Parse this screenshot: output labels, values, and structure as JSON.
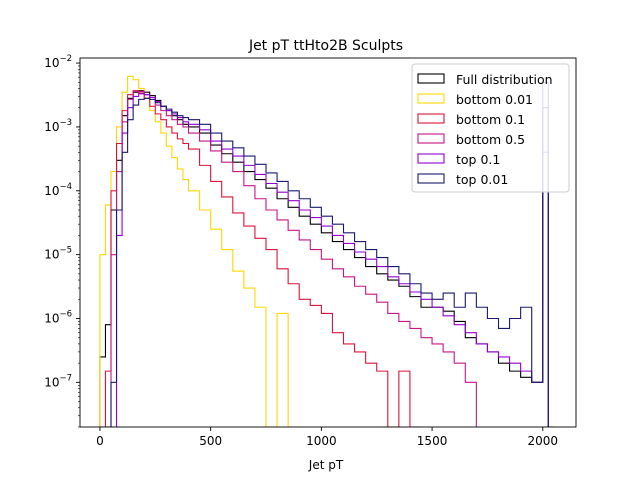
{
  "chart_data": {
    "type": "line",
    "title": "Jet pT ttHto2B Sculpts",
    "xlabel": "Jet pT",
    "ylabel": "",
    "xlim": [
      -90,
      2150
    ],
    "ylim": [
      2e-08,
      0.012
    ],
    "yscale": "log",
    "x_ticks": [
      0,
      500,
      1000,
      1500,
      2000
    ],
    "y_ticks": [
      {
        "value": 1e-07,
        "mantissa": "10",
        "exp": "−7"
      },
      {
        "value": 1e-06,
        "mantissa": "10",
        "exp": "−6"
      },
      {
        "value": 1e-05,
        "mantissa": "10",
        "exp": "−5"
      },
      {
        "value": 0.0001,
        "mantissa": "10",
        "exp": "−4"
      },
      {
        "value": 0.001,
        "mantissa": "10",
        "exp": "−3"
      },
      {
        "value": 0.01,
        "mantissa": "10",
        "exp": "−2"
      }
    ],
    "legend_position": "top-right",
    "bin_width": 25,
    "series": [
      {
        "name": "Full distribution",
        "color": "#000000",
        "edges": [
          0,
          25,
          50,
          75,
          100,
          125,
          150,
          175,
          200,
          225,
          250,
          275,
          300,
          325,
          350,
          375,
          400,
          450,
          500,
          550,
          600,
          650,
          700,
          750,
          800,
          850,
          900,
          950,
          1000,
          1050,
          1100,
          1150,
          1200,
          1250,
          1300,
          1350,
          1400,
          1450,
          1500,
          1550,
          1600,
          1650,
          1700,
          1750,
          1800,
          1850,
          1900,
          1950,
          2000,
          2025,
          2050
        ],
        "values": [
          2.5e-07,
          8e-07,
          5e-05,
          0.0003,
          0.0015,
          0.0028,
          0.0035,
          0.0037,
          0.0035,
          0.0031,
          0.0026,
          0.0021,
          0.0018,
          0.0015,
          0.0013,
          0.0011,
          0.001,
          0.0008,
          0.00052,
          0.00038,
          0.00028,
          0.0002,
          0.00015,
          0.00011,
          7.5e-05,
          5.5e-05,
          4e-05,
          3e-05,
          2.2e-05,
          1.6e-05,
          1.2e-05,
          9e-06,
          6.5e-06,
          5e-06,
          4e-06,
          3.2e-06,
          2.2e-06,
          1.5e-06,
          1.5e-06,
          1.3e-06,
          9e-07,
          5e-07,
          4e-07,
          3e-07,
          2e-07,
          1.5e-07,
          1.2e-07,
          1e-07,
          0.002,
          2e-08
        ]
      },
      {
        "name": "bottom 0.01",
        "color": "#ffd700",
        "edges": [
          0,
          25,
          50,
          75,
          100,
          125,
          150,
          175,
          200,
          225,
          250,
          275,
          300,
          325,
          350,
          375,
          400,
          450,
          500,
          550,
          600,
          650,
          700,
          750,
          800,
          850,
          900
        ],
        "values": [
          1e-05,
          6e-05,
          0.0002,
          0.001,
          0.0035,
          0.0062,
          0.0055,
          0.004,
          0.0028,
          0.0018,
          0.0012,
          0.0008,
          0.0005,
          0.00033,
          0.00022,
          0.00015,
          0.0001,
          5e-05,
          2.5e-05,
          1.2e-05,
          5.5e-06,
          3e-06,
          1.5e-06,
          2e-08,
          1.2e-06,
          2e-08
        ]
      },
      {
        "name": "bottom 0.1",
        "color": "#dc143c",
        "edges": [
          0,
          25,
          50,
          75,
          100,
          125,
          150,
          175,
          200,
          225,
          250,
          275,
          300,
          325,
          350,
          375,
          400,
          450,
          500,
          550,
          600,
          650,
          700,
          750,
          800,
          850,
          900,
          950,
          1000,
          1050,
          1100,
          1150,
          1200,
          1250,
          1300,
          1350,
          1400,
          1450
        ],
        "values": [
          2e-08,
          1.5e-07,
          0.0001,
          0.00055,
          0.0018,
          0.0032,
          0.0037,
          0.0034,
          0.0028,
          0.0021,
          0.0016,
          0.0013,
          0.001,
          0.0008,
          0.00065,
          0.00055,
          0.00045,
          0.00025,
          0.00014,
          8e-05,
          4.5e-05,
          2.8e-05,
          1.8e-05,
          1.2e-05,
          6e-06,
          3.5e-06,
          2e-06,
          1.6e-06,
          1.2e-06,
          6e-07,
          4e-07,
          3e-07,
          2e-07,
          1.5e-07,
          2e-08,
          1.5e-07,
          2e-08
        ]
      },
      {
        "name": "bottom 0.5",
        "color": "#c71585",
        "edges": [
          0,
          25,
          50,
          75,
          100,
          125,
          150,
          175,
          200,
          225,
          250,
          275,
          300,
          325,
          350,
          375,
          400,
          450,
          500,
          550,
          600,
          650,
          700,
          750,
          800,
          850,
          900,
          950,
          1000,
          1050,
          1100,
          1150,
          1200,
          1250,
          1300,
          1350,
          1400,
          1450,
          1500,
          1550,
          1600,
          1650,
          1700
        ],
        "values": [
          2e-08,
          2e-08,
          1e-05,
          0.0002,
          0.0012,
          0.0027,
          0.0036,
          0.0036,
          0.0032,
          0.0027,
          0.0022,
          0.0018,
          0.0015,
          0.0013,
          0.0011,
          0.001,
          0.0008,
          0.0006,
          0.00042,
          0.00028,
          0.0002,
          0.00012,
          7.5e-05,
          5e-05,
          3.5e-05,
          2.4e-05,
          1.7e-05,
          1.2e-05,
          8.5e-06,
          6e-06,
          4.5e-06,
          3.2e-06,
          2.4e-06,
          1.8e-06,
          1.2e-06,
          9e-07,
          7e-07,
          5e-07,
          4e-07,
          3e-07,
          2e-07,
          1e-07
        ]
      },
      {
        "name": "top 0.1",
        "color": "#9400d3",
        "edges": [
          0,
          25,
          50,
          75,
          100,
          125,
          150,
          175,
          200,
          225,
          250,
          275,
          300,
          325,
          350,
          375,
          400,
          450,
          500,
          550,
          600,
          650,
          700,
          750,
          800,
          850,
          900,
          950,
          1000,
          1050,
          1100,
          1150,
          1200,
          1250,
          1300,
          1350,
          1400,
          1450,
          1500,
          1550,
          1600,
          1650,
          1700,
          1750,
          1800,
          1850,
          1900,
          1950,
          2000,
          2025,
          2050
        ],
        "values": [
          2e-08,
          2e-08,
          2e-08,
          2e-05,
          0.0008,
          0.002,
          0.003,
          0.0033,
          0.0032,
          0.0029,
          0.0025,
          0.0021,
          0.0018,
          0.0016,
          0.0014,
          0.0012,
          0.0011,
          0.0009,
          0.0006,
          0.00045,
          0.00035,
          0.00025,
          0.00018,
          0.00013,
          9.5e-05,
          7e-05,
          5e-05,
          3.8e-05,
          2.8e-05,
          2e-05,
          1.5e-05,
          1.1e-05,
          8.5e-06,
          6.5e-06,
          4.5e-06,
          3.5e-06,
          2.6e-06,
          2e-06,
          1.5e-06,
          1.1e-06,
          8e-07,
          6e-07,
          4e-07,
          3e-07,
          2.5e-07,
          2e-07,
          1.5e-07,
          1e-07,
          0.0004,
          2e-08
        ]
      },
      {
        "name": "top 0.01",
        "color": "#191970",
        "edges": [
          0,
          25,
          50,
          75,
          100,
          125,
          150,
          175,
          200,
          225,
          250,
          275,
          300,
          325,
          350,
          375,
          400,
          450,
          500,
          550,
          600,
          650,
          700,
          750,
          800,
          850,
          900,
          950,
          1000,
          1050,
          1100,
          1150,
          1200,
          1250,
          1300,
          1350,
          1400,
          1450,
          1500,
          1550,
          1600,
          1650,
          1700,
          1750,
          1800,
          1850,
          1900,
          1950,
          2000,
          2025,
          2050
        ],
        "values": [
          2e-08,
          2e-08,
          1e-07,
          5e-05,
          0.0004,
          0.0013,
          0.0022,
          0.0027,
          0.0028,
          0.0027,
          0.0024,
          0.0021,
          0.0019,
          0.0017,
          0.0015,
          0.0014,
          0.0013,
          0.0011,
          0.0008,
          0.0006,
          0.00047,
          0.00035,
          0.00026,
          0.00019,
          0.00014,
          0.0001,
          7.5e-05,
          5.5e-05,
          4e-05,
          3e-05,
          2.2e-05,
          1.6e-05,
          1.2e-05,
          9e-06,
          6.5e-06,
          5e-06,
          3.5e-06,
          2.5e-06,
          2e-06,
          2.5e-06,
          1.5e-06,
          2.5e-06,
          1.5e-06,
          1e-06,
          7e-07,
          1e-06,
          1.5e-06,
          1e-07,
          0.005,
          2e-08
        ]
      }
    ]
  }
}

____

> [GOAL]:
Show all lines in the entries above where the word "bottom" appears.

> [SOLUTION FOR THIS PROBLEM]:
        "name": "bottom 0.01",
        "name": "bottom 0.1",
        "name": "bottom 0.5",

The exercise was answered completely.